'''
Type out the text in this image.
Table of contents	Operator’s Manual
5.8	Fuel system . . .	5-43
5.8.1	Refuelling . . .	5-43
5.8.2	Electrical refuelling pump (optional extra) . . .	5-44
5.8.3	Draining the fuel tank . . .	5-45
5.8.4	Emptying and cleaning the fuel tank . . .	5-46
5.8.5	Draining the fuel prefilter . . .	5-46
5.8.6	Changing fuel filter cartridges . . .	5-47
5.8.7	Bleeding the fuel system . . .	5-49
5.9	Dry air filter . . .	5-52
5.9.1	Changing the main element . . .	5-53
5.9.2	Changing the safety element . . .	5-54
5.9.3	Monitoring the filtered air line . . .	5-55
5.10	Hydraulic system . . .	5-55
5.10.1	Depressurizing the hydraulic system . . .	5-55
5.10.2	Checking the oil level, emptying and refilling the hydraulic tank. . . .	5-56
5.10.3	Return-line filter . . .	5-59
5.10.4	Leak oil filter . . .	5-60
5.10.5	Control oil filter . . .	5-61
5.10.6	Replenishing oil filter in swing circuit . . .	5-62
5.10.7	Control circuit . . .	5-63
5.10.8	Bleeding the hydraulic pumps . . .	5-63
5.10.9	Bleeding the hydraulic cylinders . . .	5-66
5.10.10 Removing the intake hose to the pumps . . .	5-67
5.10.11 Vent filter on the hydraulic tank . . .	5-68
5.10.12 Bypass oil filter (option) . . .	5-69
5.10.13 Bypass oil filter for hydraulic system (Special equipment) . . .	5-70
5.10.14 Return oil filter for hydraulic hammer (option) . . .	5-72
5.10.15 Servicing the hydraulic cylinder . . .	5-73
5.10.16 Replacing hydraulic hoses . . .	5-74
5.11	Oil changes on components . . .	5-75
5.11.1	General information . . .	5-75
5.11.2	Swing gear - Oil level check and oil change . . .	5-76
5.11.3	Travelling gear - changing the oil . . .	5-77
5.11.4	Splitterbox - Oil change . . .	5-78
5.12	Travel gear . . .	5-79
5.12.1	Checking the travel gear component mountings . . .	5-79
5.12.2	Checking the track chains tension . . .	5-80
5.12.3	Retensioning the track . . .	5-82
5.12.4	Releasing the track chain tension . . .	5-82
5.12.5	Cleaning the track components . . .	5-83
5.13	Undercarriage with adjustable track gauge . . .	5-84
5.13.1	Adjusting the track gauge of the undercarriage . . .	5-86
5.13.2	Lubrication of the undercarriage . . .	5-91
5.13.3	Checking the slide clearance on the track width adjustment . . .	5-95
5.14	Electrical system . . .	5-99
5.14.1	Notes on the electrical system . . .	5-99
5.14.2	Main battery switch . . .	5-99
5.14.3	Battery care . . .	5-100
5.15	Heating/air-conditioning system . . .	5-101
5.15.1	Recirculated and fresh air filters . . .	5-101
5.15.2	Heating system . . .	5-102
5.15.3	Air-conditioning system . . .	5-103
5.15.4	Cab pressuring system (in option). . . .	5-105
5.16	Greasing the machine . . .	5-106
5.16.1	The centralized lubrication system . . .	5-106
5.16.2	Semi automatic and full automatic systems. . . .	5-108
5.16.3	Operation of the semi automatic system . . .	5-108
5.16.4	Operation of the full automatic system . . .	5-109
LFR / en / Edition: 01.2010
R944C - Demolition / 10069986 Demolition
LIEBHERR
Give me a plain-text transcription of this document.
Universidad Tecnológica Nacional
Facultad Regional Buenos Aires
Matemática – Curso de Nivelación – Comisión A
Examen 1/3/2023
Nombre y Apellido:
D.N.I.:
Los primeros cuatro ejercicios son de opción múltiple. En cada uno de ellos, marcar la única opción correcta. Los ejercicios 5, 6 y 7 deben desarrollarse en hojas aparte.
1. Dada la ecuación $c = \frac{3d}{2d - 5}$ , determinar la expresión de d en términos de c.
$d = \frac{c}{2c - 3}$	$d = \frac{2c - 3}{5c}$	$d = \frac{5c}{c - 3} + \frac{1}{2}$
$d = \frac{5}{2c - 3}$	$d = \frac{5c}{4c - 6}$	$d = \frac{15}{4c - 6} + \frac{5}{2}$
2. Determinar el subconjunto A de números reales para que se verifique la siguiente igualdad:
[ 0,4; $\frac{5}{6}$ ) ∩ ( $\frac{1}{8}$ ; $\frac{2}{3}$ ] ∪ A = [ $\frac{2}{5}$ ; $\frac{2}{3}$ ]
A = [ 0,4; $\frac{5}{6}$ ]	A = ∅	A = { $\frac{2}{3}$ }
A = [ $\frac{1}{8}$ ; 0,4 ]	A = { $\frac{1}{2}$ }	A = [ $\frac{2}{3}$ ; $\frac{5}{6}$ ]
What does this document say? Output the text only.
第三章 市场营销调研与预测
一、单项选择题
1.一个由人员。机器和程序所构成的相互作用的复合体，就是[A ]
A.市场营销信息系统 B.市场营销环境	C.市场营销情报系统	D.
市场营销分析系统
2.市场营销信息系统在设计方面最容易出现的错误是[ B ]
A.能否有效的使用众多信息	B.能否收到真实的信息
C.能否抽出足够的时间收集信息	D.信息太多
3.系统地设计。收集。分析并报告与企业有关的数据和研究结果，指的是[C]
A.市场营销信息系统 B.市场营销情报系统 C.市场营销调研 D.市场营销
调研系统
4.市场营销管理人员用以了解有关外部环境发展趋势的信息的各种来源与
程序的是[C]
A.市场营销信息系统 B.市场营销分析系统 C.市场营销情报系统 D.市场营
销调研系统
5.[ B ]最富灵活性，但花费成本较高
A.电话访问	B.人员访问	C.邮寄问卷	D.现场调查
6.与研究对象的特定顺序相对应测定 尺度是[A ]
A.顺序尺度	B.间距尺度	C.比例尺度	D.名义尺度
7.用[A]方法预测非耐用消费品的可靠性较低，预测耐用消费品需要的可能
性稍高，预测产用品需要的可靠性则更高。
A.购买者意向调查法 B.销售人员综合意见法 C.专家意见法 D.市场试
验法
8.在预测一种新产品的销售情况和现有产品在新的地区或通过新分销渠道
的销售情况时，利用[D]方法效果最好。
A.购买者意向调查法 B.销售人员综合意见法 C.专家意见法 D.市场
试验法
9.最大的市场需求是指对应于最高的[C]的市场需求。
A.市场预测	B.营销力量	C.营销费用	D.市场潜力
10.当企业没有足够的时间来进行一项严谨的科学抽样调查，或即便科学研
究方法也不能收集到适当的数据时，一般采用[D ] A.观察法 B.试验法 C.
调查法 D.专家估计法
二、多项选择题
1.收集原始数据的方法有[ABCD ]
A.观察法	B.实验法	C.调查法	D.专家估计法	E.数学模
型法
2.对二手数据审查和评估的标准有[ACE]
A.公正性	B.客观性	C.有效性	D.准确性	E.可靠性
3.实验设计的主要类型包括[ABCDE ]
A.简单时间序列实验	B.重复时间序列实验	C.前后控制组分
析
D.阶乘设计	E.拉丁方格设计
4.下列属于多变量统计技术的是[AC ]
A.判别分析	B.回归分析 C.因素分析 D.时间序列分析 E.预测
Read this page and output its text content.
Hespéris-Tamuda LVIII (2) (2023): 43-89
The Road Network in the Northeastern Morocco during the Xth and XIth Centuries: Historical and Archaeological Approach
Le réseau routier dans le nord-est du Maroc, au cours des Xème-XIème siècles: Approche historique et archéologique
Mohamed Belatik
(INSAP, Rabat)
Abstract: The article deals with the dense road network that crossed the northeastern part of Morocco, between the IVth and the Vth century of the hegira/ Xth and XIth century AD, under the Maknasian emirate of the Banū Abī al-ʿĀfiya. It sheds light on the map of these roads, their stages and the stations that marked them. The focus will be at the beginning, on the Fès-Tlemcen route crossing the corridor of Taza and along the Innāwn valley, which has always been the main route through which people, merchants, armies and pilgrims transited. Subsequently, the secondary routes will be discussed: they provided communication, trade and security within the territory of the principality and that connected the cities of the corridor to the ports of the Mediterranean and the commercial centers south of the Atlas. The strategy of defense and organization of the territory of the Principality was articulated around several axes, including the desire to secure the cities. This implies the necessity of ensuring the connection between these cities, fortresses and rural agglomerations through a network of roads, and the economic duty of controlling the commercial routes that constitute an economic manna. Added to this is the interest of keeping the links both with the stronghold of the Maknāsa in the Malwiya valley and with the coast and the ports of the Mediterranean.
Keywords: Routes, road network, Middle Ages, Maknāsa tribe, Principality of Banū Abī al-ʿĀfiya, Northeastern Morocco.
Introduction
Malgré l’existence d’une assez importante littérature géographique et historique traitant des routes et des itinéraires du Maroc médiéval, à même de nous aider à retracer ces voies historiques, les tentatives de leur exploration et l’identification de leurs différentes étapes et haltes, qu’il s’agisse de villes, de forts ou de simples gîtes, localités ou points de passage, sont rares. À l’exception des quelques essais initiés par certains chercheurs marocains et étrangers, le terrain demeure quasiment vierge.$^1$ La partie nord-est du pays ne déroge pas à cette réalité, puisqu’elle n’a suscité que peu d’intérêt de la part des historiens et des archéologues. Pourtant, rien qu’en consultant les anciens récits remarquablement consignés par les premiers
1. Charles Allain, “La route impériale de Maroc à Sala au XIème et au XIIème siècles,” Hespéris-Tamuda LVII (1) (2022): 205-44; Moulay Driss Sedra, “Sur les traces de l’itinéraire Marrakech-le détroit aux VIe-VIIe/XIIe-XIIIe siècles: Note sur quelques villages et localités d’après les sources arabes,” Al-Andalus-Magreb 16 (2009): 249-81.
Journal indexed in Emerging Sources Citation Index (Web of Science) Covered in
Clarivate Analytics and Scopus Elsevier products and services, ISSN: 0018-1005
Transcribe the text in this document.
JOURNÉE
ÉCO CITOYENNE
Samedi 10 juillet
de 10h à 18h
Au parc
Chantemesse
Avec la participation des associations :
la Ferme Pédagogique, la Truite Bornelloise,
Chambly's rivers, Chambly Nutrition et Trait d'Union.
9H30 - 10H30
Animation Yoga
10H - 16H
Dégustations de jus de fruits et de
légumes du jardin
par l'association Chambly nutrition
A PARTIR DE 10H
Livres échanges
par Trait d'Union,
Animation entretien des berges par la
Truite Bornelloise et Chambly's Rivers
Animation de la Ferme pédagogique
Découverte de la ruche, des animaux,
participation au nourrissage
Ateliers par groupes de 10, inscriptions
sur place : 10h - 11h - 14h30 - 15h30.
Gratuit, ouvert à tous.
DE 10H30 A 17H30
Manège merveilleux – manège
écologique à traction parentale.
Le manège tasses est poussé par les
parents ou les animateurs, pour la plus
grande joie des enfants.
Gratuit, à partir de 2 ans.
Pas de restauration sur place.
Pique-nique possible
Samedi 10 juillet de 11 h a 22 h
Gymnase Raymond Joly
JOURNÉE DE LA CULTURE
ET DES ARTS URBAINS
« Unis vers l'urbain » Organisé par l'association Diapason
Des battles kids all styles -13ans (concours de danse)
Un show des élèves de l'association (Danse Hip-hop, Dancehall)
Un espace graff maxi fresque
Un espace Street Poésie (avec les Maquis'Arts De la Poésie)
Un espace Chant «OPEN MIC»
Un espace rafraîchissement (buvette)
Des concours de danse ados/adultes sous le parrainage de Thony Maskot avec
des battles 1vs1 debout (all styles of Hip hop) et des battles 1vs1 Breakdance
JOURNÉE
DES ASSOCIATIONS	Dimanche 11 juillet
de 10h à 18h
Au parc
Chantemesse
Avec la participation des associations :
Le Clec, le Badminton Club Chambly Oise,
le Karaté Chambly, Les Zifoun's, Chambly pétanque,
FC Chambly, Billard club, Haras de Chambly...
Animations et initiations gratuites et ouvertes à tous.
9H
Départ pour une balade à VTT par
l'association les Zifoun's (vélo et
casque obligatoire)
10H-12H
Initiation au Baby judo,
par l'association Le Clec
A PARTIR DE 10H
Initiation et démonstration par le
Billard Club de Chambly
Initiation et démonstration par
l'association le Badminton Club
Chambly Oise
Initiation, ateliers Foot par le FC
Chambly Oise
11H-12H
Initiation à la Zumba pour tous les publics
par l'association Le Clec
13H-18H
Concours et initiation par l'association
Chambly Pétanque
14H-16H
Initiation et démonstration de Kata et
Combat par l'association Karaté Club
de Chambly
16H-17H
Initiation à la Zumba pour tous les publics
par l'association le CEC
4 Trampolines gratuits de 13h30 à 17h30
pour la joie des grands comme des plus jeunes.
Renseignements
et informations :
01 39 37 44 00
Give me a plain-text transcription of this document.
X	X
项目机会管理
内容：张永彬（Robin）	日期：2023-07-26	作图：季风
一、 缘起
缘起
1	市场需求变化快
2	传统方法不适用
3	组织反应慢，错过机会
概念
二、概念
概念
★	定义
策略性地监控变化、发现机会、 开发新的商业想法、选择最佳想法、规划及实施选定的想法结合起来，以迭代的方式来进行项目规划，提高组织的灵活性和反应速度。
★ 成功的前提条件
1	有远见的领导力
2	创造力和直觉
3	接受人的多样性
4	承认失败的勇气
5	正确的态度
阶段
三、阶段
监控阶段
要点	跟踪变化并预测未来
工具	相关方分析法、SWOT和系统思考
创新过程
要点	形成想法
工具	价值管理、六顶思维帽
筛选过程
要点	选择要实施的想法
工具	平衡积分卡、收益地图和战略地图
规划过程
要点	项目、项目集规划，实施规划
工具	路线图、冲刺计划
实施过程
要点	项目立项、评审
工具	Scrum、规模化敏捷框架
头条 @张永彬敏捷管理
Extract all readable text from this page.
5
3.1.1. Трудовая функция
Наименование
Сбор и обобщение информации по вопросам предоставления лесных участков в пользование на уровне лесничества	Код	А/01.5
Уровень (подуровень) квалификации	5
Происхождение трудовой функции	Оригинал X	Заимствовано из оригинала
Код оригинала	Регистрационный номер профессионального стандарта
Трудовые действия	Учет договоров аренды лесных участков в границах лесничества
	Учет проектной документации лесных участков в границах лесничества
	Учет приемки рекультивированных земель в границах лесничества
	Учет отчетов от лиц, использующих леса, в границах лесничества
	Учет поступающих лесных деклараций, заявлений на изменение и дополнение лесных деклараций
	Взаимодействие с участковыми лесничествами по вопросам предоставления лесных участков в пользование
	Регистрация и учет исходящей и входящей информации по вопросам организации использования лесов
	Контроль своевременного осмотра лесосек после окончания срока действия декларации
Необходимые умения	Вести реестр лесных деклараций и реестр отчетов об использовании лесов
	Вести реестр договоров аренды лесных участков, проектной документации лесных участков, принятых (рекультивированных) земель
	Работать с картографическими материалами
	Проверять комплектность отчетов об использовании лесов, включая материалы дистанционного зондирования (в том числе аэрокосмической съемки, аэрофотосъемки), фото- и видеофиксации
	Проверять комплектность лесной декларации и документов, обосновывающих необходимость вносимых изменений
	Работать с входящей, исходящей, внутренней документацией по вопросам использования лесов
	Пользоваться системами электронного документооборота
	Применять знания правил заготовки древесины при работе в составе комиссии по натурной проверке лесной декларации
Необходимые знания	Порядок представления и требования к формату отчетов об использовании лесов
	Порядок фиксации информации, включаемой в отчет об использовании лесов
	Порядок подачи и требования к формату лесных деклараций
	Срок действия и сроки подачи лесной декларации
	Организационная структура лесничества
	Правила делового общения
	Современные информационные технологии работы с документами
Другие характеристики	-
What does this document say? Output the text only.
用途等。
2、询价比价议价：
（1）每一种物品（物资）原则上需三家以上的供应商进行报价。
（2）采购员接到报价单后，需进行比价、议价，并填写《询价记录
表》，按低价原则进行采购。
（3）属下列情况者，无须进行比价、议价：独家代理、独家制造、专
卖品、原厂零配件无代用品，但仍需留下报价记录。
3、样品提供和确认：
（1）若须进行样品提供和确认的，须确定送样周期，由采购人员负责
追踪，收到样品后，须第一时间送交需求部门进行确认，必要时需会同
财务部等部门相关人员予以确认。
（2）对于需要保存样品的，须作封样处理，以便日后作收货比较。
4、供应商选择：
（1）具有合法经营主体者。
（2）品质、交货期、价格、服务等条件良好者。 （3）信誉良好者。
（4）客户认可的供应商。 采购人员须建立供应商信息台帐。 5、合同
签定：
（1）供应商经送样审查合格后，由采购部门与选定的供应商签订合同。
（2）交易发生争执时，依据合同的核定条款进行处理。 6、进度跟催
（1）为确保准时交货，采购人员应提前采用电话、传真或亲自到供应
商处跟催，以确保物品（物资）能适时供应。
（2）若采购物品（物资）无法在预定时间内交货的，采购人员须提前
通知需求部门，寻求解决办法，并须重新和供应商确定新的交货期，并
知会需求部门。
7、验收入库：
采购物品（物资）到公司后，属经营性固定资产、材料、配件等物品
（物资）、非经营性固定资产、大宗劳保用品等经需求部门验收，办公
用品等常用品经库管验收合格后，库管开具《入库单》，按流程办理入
'''
-- TASK PROMPT --
Going through the entries above, tally each line that has the word "Вести". Answer with the number only.

-- TASK SOLUTION --
2